* **WHAT YOU NEED TO DO**: Return a copy of every line in the records that includes the word "libro".

## start SOURCE MATERIAL

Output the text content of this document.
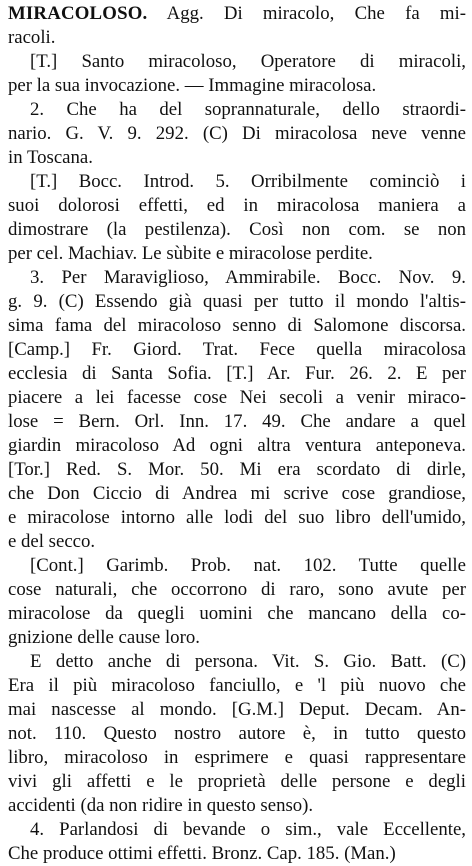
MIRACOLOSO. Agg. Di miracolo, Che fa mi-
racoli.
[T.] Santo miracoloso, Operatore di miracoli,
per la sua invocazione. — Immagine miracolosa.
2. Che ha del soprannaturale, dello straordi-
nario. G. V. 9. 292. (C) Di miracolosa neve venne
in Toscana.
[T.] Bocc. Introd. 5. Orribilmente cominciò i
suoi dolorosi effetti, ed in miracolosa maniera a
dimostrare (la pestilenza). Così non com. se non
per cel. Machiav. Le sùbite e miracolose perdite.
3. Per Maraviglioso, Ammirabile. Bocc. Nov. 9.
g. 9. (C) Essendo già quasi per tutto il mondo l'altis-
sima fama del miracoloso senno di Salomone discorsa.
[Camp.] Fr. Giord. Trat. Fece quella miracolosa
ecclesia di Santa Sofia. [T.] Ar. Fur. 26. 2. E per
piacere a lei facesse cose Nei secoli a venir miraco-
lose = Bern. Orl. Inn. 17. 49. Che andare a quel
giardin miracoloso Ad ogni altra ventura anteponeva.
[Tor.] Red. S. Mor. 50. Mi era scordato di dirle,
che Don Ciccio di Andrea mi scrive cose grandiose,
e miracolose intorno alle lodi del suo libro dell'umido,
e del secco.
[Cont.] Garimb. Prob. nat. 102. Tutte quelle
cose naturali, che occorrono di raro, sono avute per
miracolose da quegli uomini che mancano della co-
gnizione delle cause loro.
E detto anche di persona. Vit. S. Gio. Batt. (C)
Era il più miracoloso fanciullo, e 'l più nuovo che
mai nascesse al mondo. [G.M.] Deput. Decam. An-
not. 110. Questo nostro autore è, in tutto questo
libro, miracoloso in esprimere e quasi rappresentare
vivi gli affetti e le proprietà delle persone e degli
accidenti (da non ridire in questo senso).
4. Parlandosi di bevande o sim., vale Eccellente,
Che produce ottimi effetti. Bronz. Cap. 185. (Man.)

## end SOURCE MATERIAL
## start SOURCE MATERIAL

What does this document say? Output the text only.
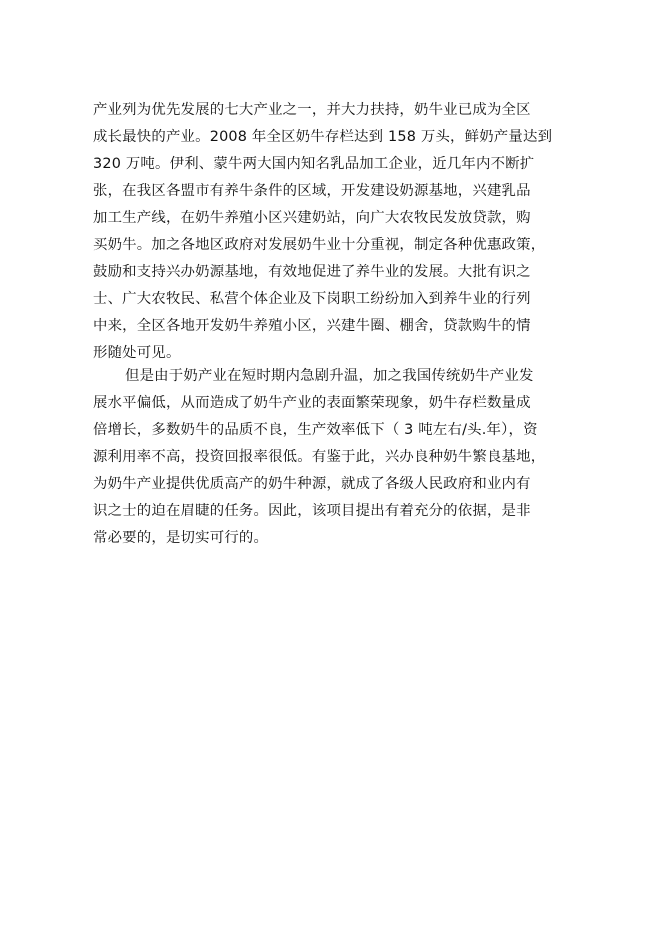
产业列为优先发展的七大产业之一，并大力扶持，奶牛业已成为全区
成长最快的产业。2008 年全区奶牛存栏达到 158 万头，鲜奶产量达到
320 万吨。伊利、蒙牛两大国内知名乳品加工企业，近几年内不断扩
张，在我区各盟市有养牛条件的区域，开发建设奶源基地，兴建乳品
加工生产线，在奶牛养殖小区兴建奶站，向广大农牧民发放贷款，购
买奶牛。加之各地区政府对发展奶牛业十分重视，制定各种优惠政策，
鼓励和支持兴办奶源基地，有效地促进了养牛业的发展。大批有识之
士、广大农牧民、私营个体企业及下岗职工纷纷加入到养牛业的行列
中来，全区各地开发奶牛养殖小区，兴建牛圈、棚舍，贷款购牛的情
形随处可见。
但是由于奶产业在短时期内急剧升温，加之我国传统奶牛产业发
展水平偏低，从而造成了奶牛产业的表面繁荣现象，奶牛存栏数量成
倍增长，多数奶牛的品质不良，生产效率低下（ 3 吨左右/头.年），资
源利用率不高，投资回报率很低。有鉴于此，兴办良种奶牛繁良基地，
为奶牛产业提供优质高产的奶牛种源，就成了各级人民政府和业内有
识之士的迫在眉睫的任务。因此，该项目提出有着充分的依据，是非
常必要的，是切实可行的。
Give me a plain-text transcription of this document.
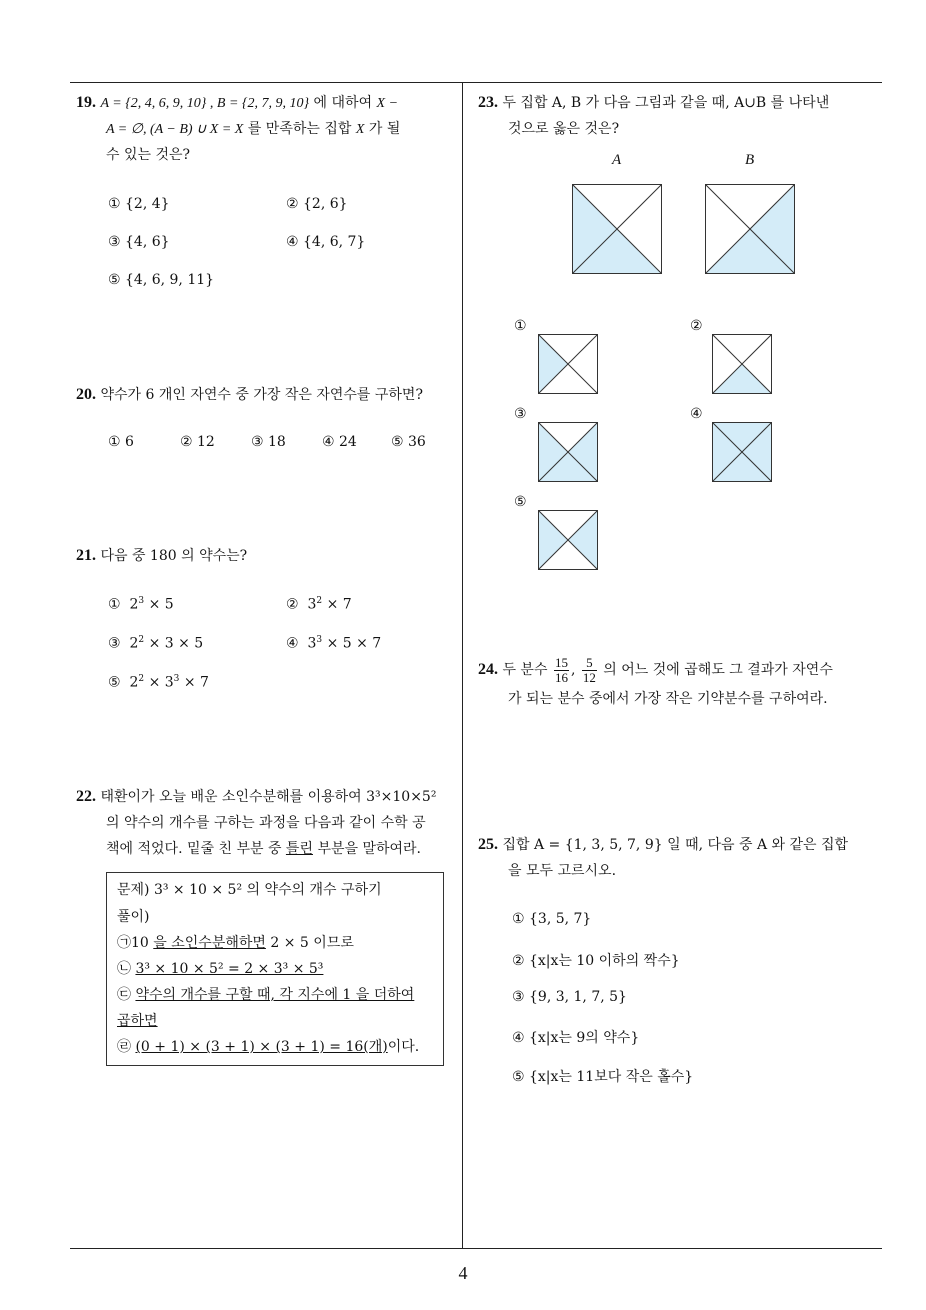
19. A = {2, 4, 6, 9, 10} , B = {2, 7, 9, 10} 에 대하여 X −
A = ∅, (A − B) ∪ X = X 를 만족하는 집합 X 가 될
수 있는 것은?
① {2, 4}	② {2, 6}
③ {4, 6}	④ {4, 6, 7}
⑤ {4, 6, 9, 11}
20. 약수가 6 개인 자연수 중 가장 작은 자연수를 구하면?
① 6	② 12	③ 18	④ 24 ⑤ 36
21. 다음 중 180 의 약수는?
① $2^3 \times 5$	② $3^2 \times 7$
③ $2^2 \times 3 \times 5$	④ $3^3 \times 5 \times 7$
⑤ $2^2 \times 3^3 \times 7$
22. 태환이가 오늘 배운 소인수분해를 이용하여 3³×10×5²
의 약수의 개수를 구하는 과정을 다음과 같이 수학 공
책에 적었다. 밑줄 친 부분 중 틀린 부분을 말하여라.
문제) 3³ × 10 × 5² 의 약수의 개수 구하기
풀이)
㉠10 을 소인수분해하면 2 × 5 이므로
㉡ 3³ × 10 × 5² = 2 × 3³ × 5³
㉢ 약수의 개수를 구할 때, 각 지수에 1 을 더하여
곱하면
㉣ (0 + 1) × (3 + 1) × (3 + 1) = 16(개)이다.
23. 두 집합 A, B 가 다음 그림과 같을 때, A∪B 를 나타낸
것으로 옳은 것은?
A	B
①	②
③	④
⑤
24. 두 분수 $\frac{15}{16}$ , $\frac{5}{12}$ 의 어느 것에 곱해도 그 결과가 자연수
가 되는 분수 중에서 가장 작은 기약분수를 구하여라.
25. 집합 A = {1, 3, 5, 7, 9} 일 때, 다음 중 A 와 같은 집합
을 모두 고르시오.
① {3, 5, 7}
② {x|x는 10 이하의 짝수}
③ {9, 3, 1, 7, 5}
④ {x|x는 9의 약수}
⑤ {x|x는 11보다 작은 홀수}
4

## end SOURCE MATERIAL
## start SOURCE MATERIAL

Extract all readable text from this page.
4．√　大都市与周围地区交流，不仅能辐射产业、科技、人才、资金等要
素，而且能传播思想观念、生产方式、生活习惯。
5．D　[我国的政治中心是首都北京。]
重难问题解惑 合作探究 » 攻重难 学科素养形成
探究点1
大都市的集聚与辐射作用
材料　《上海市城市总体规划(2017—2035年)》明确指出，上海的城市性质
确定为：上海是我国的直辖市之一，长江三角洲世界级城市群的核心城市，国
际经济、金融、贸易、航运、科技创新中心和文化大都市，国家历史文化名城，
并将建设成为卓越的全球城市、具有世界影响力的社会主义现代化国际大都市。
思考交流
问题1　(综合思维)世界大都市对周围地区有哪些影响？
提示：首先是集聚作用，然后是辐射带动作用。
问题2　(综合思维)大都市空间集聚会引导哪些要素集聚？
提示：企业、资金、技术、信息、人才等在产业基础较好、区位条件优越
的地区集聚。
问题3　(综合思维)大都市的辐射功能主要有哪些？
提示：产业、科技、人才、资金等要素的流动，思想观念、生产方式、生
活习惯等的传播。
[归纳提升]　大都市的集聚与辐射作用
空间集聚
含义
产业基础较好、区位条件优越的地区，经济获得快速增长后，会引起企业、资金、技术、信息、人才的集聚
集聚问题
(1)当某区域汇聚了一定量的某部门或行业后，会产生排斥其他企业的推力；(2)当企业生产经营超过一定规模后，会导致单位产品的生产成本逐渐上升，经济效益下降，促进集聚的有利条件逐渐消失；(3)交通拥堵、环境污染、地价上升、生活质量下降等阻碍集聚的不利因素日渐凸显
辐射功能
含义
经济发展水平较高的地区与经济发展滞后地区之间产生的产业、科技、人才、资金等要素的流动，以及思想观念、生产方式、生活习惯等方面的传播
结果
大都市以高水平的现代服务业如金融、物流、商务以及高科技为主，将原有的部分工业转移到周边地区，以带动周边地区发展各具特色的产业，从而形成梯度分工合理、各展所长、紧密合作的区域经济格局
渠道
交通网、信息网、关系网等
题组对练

## end SOURCE MATERIAL

* **CORRECT RESPONSE**:
e miracolose intorno alle lodi del suo libro dell'umido,
libro, miracoloso in esprimere e quasi rappresentare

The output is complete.